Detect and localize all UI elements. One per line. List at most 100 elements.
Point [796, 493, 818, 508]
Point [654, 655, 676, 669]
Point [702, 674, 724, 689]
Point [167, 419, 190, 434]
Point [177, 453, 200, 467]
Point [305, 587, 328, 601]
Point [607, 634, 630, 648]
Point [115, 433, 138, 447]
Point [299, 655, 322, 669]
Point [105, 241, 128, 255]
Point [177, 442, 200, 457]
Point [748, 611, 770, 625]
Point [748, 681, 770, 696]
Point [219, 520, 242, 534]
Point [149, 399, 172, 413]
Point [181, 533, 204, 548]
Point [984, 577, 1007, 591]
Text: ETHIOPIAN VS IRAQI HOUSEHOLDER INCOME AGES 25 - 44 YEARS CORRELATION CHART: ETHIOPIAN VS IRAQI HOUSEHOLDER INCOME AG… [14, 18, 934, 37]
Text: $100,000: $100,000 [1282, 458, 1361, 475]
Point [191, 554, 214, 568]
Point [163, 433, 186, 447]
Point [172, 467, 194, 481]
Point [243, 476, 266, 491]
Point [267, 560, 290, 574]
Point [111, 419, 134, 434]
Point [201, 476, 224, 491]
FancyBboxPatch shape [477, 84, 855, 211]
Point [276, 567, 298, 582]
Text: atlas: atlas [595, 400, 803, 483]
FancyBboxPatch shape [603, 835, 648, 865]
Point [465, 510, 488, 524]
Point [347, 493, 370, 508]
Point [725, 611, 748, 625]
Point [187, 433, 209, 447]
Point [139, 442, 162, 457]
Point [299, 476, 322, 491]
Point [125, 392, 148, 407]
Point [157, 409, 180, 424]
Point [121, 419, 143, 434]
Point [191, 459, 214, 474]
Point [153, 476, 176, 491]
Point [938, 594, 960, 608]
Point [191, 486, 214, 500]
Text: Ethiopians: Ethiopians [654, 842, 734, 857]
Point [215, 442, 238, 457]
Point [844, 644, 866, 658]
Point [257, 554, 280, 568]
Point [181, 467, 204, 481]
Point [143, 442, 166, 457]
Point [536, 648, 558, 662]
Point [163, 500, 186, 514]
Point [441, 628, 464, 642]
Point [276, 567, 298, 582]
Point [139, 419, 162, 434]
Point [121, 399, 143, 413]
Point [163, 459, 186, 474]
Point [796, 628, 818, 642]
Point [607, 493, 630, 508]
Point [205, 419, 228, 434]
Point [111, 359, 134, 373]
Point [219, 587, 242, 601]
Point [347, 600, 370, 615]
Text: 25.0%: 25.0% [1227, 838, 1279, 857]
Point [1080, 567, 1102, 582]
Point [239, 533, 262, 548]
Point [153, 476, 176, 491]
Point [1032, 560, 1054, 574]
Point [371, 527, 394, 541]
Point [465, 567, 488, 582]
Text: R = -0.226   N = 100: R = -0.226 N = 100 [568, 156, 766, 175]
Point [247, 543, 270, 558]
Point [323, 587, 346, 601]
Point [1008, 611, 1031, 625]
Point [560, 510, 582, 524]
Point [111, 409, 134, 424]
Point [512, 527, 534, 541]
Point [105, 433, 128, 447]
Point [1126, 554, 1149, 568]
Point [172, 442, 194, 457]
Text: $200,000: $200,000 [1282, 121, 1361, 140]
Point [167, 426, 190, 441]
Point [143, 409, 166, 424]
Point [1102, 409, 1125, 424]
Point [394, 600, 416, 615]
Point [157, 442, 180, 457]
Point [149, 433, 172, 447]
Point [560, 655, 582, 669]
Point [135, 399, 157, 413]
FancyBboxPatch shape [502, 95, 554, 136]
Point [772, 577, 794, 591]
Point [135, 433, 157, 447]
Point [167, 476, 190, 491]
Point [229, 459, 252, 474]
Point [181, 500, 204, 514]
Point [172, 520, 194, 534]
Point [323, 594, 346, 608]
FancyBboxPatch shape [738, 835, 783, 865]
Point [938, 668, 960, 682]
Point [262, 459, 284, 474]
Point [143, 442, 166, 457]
• • • • • • •
*Brief*
Convert every line of the rows above into a JSON list of strings, one string per line, omitting any blank lines.

*Solution for this problem*
[
  "Detect and localize all UI elements. One per line. List at most 100 elements.",
  "Point [796, 493, 818, 508]",
  "Point [654, 655, 676, 669]",
  "Point [702, 674, 724, 689]",
  "Point [167, 419, 190, 434]",
  "Point [177, 453, 200, 467]",
  "Point [305, 587, 328, 601]",
  "Point [607, 634, 630, 648]",
  "Point [115, 433, 138, 447]",
  "Point [299, 655, 322, 669]",
  "Point [105, 241, 128, 255]",
  "Point [177, 442, 200, 457]",
  "Point [748, 611, 770, 625]",
  "Point [748, 681, 770, 696]",
  "Point [219, 520, 242, 534]",
  "Point [149, 399, 172, 413]",
  "Point [181, 533, 204, 548]",
  "Point [984, 577, 1007, 591]",
  "Text: ETHIOPIAN VS IRAQI HOUSEHOLDER INCOME AGES 25 - 44 YEARS CORRELATION CHART: ETHIOPIAN VS IRAQI HOUSEHOLDER INCOME AG… [14, 18, 934, 37]",
  "Text: $100,000: $100,000 [1282, 458, 1361, 475]",
  "Point [191, 554, 214, 568]",
  "Point [163, 433, 186, 447]",
  "Point [172, 467, 194, 481]",
  "Point [243, 476, 266, 491]",
  "Point [267, 560, 290, 574]",
  "Point [111, 419, 134, 434]",
  "Point [201, 476, 224, 491]",
  "FancyBboxPatch shape [477, 84, 855, 211]",
  "Point [276, 567, 298, 582]",
  "Text: atlas: atlas [595, 400, 803, 483]",
  "FancyBboxPatch shape [603, 835, 648, 865]",
  "Point [465, 510, 488, 524]",
  "Point [347, 493, 370, 508]",
  "Point [725, 611, 748, 625]",
  "Point [187, 433, 209, 447]",
  "Point [139, 442, 162, 457]",
  "Point [299, 476, 322, 491]",
  "Point [125, 392, 148, 407]",
  "Point [157, 409, 180, 424]",
  "Point [121, 419, 143, 434]",
  "Point [191, 459, 214, 474]",
  "Point [153, 476, 176, 491]",
  "Point [938, 594, 960, 608]",
  "Point [191, 486, 214, 500]",
  "Text: Ethiopians: Ethiopians [654, 842, 734, 857]",
  "Point [215, 442, 238, 457]",
  "Point [844, 644, 866, 658]",
  "Point [257, 554, 280, 568]",
  "Point [181, 467, 204, 481]",
  "Point [143, 442, 166, 457]",
  "Point [536, 648, 558, 662]",
  "Point [163, 500, 186, 514]",
  "Point [441, 628, 464, 642]",
  "Point [276, 567, 298, 582]",
  "Point [139, 419, 162, 434]",
  "Point [121, 399, 143, 413]",
  "Point [163, 459, 186, 474]",
  "Point [796, 628, 818, 642]",
  "Point [607, 493, 630, 508]",
  "Point [205, 419, 228, 434]",
  "Point [111, 359, 134, 373]",
  "Point [219, 587, 242, 601]",
  "Point [347, 600, 370, 615]",
  "Text: 25.0%: 25.0% [1227, 838, 1279, 857]",
  "Point [1080, 567, 1102, 582]",
  "Point [239, 533, 262, 548]",
  "Point [153, 476, 176, 491]",
  "Point [1032, 560, 1054, 574]",
  "Point [371, 527, 394, 541]",
  "Point [465, 567, 488, 582]",
  "Text: R = -0.226   N = 100: R = -0.226 N = 100 [568, 156, 766, 175]",
  "Point [247, 543, 270, 558]",
  "Point [323, 587, 346, 601]",
  "Point [1008, 611, 1031, 625]",
  "Point [560, 510, 582, 524]",
  "Point [111, 409, 134, 424]",
  "Point [512, 527, 534, 541]",
  "Point [105, 433, 128, 447]",
  "Point [1126, 554, 1149, 568]",
  "Point [172, 442, 194, 457]",
  "Text: $200,000: $200,000 [1282, 121, 1361, 140]",
  "Point [167, 426, 190, 441]",
  "Point [143, 409, 166, 424]",
  "Point [1102, 409, 1125, 424]",
  "Point [394, 600, 416, 615]",
  "Point [157, 442, 180, 457]",
  "Point [149, 433, 172, 447]",
  "Point [560, 655, 582, 669]",
  "Point [135, 399, 157, 413]",
  "FancyBboxPatch shape [502, 95, 554, 136]",
  "Point [772, 577, 794, 591]",
  "Point [135, 433, 157, 447]",
  "Point [167, 476, 190, 491]",
  "Point [229, 459, 252, 474]",
  "Point [181, 500, 204, 514]",
  "Point [172, 520, 194, 534]",
  "Point [323, 594, 346, 608]",
  "FancyBboxPatch shape [738, 835, 783, 865]",
  "Point [938, 668, 960, 682]",
  "Point [262, 459, 284, 474]",
  "Point [143, 442, 166, 457]"
]